Task prompt: Every line of the records below should be restated exactly.

Records for the exercise:

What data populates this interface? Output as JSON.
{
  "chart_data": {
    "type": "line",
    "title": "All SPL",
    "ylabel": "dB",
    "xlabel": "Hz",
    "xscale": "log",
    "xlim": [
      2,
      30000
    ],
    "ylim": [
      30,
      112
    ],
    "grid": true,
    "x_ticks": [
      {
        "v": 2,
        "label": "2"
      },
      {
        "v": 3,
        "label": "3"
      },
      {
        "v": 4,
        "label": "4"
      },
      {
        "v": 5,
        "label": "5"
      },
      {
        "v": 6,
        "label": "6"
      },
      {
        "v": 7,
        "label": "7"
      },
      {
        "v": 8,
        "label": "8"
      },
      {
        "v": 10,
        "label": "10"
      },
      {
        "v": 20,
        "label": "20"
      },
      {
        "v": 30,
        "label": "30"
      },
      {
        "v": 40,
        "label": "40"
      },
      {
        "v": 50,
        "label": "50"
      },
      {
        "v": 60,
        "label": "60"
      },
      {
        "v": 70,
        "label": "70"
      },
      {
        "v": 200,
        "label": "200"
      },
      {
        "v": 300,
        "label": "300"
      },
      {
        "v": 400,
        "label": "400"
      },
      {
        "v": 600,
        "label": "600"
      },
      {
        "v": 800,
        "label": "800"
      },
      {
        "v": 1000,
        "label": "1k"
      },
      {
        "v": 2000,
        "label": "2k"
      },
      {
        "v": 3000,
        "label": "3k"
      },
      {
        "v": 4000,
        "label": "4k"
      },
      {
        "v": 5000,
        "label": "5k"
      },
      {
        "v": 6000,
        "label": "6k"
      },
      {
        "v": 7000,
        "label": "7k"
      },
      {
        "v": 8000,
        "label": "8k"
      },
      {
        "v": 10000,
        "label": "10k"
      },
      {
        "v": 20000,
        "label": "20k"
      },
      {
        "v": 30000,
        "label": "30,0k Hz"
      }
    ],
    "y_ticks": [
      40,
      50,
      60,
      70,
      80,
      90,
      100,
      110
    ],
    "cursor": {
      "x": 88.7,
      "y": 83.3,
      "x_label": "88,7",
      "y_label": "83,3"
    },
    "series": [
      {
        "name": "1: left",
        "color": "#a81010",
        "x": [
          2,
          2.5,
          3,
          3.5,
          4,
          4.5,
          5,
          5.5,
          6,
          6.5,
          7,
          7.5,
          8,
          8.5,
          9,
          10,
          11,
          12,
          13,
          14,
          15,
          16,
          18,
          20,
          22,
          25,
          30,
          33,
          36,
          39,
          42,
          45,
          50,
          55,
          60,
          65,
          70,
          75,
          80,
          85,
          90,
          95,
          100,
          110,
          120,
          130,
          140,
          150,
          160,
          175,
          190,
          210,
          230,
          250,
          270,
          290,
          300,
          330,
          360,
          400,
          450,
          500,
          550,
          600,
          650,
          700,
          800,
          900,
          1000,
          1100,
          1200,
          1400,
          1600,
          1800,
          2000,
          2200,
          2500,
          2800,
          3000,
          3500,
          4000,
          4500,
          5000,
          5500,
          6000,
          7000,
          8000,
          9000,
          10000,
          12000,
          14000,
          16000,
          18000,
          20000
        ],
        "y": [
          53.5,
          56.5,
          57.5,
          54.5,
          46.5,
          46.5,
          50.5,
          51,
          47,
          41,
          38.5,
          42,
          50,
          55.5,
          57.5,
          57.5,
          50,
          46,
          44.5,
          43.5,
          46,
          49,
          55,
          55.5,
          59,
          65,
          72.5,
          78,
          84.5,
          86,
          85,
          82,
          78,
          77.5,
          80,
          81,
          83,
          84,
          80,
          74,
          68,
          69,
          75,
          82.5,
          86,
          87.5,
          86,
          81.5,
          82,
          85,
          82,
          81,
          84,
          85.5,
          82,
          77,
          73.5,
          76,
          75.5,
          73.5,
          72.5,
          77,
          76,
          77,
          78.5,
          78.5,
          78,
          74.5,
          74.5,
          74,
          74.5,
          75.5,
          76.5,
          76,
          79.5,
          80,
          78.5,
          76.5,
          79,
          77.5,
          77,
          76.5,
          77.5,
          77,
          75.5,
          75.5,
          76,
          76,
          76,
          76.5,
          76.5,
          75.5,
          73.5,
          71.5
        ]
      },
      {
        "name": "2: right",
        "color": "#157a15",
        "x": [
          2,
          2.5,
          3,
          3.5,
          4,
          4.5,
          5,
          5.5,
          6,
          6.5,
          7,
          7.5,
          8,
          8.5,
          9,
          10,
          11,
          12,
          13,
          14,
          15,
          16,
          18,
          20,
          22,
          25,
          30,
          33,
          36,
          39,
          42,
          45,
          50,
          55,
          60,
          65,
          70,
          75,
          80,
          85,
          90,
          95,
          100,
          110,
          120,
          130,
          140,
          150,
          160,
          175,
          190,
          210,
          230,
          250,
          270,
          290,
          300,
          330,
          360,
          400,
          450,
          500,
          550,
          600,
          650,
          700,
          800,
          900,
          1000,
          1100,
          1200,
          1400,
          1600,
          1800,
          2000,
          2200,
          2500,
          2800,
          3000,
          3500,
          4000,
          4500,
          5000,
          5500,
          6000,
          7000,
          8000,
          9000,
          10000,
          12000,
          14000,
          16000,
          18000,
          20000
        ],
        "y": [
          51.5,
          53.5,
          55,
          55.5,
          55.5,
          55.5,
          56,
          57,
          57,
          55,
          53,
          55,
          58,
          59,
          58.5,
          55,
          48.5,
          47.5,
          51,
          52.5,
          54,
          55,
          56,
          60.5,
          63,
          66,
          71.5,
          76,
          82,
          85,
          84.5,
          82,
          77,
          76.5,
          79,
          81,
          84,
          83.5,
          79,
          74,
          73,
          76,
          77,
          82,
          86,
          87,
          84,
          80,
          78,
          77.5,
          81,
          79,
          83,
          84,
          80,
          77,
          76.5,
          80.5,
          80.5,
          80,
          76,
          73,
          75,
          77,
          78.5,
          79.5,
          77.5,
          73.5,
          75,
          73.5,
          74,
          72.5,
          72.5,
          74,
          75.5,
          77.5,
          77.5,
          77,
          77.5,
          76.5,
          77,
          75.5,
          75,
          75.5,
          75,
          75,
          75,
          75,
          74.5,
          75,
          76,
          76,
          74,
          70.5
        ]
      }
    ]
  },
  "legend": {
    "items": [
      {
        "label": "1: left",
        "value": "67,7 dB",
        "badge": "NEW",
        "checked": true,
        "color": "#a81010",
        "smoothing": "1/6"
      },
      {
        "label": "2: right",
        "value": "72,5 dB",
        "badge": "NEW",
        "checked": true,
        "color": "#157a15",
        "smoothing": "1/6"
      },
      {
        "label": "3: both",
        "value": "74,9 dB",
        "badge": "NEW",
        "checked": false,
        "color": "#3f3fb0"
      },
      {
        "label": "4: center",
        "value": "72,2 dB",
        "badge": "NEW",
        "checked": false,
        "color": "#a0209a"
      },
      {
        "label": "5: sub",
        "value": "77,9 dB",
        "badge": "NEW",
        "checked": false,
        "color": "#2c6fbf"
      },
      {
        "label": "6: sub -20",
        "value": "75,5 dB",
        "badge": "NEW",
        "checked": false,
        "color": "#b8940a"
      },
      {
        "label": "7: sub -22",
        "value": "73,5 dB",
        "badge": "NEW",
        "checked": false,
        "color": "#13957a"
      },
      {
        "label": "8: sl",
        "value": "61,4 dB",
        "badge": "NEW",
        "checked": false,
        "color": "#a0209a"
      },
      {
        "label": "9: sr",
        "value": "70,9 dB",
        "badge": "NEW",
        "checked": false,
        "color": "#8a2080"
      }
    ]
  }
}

Result of the task:
What data populates this interface? Output as JSON.
{
  "chart_data": {
    "type": "line",
    "title": "All SPL",
    "ylabel": "dB",
    "xlabel": "Hz",
    "xscale": "log",
    "xlim": [
      2,
      30000
    ],
    "ylim": [
      30,
      112
    ],
    "grid": true,
    "x_ticks": [
      {
        "v": 2,
        "label": "2"
      },
      {
        "v": 3,
        "label": "3"
      },
      {
        "v": 4,
        "label": "4"
      },
      {
        "v": 5,
        "label": "5"
      },
      {
        "v": 6,
        "label": "6"
      },
      {
        "v": 7,
        "label": "7"
      },
      {
        "v": 8,
        "label": "8"
      },
      {
        "v": 10,
        "label": "10"
      },
      {
        "v": 20,
        "label": "20"
      },
      {
        "v": 30,
        "label": "30"
      },
      {
        "v": 40,
        "label": "40"
      },
      {
        "v": 50,
        "label": "50"
      },
      {
        "v": 60,
        "label": "60"
      },
      {
        "v": 70,
        "label": "70"
      },
      {
        "v": 200,
        "label": "200"
      },
      {
        "v": 300,
        "label": "300"
      },
      {
        "v": 400,
        "label": "400"
      },
      {
        "v": 600,
        "label": "600"
      },
      {
        "v": 800,
        "label": "800"
      },
      {
        "v": 1000,
        "label": "1k"
      },
      {
        "v": 2000,
        "label": "2k"
      },
      {
        "v": 3000,
        "label": "3k"
      },
      {
        "v": 4000,
        "label": "4k"
      },
      {
        "v": 5000,
        "label": "5k"
      },
      {
        "v": 6000,
        "label": "6k"
      },
      {
        "v": 7000,
        "label": "7k"
      },
      {
        "v": 8000,
        "label": "8k"
      },
      {
        "v": 10000,
        "label": "10k"
      },
      {
        "v": 20000,
        "label": "20k"
      },
      {
        "v": 30000,
        "label": "30,0k Hz"
      }
    ],
    "y_ticks": [
      40,
      50,
      60,
      70,
      80,
      90,
      100,
      110
    ],
    "cursor": {
      "x": 88.7,
      "y": 83.3,
      "x_label": "88,7",
      "y_label": "83,3"
    },
    "series": [
      {
        "name": "1: left",
        "color": "#a81010",
        "x": [
          2,
          2.5,
          3,
          3.5,
          4,
          4.5,
          5,
          5.5,
          6,
          6.5,
          7,
          7.5,
          8,
          8.5,
          9,
          10,
          11,
          12,
          13,
          14,
          15,
          16,
          18,
          20,
          22,
          25,
          30,
          33,
          36,
          39,
          42,
          45,
          50,
          55,
          60,
          65,
          70,
          75,
          80,
          85,
          90,
          95,
          100,
          110,
          120,
          130,
          140,
          150,
          160,
          175,
          190,
          210,
          230,
          250,
          270,
          290,
          300,
          330,
          360,
          400,
          450,
          500,
          550,
          600,
          650,
          700,
          800,
          900,
          1000,
          1100,
          1200,
          1400,
          1600,
          1800,
          2000,
          2200,
          2500,
          2800,
          3000,
          3500,
          4000,
          4500,
          5000,
          5500,
          6000,
          7000,
          8000,
          9000,
          10000,
          12000,
          14000,
          16000,
          18000,
          20000
        ],
        "y": [
          53.5,
          56.5,
          57.5,
          54.5,
          46.5,
          46.5,
          50.5,
          51,
          47,
          41,
          38.5,
          42,
          50,
          55.5,
          57.5,
          57.5,
          50,
          46,
          44.5,
          43.5,
          46,
          49,
          55,
          55.5,
          59,
          65,
          72.5,
          78,
          84.5,
          86,
          85,
          82,
          78,
          77.5,
          80,
          81,
          83,
          84,
          80,
          74,
          68,
          69,
          75,
          82.5,
          86,
          87.5,
          86,
          81.5,
          82,
          85,
          82,
          81,
          84,
          85.5,
          82,
          77,
          73.5,
          76,
          75.5,
          73.5,
          72.5,
          77,
          76,
          77,
          78.5,
          78.5,
          78,
          74.5,
          74.5,
          74,
          74.5,
          75.5,
          76.5,
          76,
          79.5,
          80,
          78.5,
          76.5,
          79,
          77.5,
          77,
          76.5,
          77.5,
          77,
          75.5,
          75.5,
          76,
          76,
          76,
          76.5,
          76.5,
          75.5,
          73.5,
          71.5
        ]
      },
      {
        "name": "2: right",
        "color": "#157a15",
        "x": [
          2,
          2.5,
          3,
          3.5,
          4,
          4.5,
          5,
          5.5,
          6,
          6.5,
          7,
          7.5,
          8,
          8.5,
          9,
          10,
          11,
          12,
          13,
          14,
          15,
          16,
          18,
          20,
          22,
          25,
          30,
          33,
          36,
          39,
          42,
          45,
          50,
          55,
          60,
          65,
          70,
          75,
          80,
          85,
          90,
          95,
          100,
          110,
          120,
          130,
          140,
          150,
          160,
          175,
          190,
          210,
          230,
          250,
          270,
          290,
          300,
          330,
          360,
          400,
          450,
          500,
          550,
          600,
          650,
          700,
          800,
          900,
          1000,
          1100,
          1200,
          1400,
          1600,
          1800,
          2000,
          2200,
          2500,
          2800,
          3000,
          3500,
          4000,
          4500,
          5000,
          5500,
          6000,
          7000,
          8000,
          9000,
          10000,
          12000,
          14000,
          16000,
          18000,
          20000
        ],
        "y": [
          51.5,
          53.5,
          55,
          55.5,
          55.5,
          55.5,
          56,
          57,
          57,
          55,
          53,
          55,
          58,
          59,
          58.5,
          55,
          48.5,
          47.5,
          51,
          52.5,
          54,
          55,
          56,
          60.5,
          63,
          66,
          71.5,
          76,
          82,
          85,
          84.5,
          82,
          77,
          76.5,
          79,
          81,
          84,
          83.5,
          79,
          74,
          73,
          76,
          77,
          82,
          86,
          87,
          84,
          80,
          78,
          77.5,
          81,
          79,
          83,
          84,
          80,
          77,
          76.5,
          80.5,
          80.5,
          80,
          76,
          73,
          75,
          77,
          78.5,
          79.5,
          77.5,
          73.5,
          75,
          73.5,
          74,
          72.5,
          72.5,
          74,
          75.5,
          77.5,
          77.5,
          77,
          77.5,
          76.5,
          77,
          75.5,
          75,
          75.5,
          75,
          75,
          75,
          75,
          74.5,
          75,
          76,
          76,
          74,
          70.5
        ]
      }
    ]
  },
  "legend": {
    "items": [
      {
        "label": "1: left",
        "value": "67,7 dB",
        "badge": "NEW",
        "checked": true,
        "color": "#a81010",
        "smoothing": "1/6"
      },
      {
        "label": "2: right",
        "value": "72,5 dB",
        "badge": "NEW",
        "checked": true,
        "color": "#157a15",
        "smoothing": "1/6"
      },
      {
        "label": "3: both",
        "value": "74,9 dB",
        "badge": "NEW",
        "checked": false,
        "color": "#3f3fb0"
      },
      {
        "label": "4: center",
        "value": "72,2 dB",
        "badge": "NEW",
        "checked": false,
        "color": "#a0209a"
      },
      {
        "label": "5: sub",
        "value": "77,9 dB",
        "badge": "NEW",
        "checked": false,
        "color": "#2c6fbf"
      },
      {
        "label": "6: sub -20",
        "value": "75,5 dB",
        "badge": "NEW",
        "checked": false,
        "color": "#b8940a"
      },
      {
        "label": "7: sub -22",
        "value": "73,5 dB",
        "badge": "NEW",
        "checked": false,
        "color": "#13957a"
      },
      {
        "label": "8: sl",
        "value": "61,4 dB",
        "badge": "NEW",
        "checked": false,
        "color": "#a0209a"
      },
      {
        "label": "9: sr",
        "value": "70,9 dB",
        "badge": "NEW",
        "checked": false,
        "color": "#8a2080"
      }
    ]
  }
}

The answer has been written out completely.